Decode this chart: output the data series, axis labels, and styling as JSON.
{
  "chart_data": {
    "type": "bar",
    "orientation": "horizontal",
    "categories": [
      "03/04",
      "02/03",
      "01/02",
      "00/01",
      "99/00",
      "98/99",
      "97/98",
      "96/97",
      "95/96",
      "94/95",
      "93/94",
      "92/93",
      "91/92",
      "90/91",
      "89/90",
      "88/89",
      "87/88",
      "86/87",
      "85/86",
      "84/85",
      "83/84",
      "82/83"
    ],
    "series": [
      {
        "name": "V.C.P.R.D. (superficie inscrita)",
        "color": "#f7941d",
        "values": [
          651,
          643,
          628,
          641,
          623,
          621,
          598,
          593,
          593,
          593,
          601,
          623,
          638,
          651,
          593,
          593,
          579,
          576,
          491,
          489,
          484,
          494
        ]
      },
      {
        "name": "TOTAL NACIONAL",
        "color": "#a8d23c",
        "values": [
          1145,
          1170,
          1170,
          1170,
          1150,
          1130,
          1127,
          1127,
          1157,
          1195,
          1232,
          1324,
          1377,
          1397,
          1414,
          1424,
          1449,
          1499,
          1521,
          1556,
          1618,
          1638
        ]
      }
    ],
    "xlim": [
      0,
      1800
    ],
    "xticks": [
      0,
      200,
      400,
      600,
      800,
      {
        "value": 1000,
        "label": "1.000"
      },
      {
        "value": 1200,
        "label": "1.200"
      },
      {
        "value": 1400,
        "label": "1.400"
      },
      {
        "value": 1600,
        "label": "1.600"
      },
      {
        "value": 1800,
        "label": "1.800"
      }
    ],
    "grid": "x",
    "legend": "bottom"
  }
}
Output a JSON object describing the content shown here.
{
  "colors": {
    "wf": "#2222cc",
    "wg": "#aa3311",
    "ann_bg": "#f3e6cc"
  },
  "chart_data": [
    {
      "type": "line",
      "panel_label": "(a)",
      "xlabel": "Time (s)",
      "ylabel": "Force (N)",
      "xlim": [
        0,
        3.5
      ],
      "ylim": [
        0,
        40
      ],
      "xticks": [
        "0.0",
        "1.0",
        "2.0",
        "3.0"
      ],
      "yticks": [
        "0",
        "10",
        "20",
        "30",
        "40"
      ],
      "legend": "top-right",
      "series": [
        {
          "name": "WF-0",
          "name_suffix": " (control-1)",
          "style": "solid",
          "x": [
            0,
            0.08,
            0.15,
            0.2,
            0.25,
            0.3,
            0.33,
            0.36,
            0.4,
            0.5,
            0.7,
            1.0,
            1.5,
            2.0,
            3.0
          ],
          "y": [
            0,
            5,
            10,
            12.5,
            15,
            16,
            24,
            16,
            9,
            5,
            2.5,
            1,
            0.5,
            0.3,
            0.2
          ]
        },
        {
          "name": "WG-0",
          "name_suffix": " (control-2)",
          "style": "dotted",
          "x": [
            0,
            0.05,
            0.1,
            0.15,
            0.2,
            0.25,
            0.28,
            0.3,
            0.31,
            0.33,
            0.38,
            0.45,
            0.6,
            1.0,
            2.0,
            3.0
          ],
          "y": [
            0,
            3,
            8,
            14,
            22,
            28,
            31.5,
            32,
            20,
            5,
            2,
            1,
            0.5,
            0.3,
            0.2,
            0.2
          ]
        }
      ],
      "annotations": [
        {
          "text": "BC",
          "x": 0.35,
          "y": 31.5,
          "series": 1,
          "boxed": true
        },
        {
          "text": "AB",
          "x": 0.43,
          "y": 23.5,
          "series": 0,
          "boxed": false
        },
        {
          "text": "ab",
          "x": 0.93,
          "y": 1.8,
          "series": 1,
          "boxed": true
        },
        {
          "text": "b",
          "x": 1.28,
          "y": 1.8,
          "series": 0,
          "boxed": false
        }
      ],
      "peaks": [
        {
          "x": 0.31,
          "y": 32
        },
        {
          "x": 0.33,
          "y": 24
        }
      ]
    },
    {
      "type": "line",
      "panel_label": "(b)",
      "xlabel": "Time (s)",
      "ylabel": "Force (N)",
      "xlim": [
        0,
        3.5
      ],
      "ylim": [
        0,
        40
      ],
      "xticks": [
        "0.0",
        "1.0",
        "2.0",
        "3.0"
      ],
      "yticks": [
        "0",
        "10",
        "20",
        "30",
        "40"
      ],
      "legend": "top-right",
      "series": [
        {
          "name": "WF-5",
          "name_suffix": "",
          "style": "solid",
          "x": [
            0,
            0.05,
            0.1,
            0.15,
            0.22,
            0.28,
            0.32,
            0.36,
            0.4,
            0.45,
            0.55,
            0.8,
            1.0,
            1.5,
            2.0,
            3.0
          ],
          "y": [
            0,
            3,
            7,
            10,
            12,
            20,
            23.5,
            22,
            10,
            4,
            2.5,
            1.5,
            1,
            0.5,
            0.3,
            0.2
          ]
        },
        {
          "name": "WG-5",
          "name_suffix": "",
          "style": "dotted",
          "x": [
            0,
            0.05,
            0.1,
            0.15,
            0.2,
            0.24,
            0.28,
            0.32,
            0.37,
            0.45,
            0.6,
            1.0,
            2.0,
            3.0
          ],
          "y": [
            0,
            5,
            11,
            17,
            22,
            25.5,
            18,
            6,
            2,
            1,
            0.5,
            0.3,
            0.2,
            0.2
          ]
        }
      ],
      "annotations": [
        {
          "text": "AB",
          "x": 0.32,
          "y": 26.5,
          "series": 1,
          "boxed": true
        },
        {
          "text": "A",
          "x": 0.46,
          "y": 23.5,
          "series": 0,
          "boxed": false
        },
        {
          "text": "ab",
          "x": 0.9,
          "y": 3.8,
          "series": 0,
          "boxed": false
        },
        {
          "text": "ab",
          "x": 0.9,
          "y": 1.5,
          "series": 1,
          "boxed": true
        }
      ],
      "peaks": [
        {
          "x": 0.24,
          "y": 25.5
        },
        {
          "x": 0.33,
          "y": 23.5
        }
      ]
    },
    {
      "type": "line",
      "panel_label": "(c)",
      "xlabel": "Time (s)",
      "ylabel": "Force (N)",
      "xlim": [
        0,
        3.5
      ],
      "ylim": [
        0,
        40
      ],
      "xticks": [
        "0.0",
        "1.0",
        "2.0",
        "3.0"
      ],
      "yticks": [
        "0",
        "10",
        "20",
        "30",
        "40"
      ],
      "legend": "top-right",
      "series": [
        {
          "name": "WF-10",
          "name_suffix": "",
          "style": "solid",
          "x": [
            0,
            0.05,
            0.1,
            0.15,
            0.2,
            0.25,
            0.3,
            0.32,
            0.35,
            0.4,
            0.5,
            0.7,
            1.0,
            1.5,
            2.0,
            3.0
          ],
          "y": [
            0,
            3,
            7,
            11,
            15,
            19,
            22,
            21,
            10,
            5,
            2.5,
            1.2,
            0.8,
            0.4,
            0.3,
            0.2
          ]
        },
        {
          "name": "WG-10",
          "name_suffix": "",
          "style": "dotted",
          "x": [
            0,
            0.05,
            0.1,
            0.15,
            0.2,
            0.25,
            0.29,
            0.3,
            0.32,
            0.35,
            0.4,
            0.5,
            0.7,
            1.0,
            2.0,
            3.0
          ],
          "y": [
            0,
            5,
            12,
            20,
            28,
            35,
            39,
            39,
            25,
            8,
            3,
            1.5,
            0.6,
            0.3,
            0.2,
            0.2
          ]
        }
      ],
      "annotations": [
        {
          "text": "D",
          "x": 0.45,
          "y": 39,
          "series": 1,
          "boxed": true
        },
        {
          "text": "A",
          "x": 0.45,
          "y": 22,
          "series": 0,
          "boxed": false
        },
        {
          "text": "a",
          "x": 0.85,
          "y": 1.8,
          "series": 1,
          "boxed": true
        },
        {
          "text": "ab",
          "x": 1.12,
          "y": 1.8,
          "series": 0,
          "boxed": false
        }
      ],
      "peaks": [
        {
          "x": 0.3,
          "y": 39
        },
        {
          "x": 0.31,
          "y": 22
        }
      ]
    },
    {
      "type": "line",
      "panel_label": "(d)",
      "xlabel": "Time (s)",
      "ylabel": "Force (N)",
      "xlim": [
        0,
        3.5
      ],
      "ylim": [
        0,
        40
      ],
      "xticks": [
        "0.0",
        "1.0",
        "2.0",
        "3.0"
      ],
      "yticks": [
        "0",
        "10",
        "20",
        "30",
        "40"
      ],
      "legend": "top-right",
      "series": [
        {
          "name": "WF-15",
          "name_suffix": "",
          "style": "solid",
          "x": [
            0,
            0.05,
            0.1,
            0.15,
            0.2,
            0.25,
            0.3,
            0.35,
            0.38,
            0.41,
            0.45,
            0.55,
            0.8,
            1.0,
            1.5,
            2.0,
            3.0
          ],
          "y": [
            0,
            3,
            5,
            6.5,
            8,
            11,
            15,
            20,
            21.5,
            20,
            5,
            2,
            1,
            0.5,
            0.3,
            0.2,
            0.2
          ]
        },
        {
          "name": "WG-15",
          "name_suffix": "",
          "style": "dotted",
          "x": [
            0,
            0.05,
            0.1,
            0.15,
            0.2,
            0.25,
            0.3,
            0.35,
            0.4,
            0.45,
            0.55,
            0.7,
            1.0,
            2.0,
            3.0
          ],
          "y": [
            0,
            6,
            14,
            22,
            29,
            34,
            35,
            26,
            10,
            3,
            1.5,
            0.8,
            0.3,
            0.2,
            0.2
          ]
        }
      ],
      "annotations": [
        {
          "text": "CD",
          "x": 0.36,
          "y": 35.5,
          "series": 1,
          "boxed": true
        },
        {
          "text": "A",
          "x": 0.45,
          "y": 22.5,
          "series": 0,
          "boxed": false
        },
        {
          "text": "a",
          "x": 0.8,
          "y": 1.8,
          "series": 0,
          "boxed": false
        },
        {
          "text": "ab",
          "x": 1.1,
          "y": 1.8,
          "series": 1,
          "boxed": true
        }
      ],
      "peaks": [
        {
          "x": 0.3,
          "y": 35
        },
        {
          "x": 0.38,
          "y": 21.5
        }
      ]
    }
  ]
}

• Do this
Say the number of lines in the records above that include the string "control", and no more.

• Correct output
2